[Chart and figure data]
+ + + + +
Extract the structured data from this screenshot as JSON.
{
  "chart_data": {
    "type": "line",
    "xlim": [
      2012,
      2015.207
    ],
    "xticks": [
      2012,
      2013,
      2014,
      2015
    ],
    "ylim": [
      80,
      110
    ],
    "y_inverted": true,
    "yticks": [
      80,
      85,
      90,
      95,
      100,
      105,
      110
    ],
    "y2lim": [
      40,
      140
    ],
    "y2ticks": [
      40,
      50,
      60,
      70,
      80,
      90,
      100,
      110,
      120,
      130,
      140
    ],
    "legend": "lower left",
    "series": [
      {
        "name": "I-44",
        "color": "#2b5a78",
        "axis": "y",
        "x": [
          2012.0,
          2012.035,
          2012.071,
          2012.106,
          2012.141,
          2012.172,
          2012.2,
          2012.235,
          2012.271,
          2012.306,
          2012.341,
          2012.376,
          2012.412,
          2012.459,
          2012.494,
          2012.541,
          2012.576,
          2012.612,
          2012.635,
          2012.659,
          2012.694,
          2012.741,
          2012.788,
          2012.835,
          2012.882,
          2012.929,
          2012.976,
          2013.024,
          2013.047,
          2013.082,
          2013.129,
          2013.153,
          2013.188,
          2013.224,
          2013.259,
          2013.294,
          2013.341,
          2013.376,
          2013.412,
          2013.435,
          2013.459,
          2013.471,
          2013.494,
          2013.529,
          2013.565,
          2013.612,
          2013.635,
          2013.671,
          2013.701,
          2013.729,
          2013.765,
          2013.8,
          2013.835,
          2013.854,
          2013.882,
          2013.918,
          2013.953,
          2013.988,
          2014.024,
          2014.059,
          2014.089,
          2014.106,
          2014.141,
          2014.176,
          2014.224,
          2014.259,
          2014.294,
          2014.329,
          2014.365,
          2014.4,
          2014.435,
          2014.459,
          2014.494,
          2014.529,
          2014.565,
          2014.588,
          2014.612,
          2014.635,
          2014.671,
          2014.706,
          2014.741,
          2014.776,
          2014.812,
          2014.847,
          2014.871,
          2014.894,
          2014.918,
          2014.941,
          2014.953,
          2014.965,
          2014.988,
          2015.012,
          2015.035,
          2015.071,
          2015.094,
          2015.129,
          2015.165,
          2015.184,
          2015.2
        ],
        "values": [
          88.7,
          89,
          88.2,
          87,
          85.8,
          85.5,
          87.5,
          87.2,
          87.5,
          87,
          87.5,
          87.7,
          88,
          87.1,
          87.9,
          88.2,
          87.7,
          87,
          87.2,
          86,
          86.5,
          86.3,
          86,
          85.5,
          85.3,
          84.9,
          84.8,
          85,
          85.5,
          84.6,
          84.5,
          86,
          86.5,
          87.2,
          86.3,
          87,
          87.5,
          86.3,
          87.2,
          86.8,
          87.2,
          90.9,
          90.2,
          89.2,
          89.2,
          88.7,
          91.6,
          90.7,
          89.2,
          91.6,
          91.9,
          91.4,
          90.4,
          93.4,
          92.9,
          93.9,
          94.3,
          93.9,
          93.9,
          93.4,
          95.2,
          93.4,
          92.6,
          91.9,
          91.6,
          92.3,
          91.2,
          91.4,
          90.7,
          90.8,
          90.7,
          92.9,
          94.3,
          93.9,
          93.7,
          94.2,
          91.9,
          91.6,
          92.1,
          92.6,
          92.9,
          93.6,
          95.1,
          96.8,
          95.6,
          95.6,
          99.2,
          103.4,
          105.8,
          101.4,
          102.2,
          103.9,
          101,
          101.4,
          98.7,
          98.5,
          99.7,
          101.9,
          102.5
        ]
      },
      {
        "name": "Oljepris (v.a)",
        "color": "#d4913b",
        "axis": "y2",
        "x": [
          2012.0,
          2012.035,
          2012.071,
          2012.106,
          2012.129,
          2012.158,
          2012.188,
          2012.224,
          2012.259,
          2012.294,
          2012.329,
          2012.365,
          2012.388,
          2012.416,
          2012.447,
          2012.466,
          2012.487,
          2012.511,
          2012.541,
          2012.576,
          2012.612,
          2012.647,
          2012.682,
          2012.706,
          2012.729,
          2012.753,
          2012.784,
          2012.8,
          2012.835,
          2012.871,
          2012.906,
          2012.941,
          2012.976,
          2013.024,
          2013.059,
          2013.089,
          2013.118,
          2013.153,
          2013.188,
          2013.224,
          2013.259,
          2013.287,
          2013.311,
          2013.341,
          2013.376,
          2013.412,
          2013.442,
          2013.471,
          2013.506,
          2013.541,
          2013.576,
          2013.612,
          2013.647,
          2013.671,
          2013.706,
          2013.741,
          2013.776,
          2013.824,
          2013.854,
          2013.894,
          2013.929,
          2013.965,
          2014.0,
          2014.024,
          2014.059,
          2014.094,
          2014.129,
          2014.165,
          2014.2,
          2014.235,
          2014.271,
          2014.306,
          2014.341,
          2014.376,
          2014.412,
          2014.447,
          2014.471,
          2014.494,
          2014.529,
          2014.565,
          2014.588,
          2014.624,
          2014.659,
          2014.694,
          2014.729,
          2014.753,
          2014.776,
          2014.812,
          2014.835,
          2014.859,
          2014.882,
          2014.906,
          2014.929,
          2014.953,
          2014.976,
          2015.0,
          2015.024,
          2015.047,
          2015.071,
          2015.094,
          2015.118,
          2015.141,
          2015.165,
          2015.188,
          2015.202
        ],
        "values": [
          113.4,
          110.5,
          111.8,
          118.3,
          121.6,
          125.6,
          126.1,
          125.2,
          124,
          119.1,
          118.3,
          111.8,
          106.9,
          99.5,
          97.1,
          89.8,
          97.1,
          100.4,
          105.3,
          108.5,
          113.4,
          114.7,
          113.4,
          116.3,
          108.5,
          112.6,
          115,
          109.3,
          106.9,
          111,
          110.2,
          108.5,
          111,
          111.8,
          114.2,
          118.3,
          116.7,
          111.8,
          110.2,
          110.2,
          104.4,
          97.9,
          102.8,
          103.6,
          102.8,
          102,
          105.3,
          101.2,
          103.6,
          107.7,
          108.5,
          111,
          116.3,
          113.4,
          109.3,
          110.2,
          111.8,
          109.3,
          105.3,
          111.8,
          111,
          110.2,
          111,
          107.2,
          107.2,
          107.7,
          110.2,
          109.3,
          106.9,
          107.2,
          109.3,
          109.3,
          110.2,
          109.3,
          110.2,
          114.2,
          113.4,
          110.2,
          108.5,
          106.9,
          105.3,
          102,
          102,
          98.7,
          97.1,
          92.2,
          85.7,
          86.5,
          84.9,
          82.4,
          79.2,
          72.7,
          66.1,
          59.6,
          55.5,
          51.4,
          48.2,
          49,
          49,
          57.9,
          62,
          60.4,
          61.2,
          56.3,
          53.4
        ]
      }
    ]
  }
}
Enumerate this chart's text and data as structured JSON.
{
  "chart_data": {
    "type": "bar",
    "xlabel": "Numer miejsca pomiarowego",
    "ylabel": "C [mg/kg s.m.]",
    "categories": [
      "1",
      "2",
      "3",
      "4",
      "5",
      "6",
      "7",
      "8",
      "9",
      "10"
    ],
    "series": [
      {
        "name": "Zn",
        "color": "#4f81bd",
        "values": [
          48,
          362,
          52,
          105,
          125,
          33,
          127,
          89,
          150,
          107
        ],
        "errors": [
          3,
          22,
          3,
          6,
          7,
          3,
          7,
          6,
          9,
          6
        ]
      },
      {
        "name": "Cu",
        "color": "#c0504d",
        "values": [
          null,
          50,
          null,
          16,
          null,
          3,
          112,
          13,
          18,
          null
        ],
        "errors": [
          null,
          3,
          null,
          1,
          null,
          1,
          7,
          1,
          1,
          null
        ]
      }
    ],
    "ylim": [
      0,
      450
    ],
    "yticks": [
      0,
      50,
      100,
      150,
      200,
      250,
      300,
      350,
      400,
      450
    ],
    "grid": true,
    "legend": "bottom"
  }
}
+ + + + +
_Task instructions_
Wherever "this" shows up in a line, copy that line.

_Correct response_
Extract the structured data from this screenshot as JSON.
Enumerate this chart's text and data as structured JSON.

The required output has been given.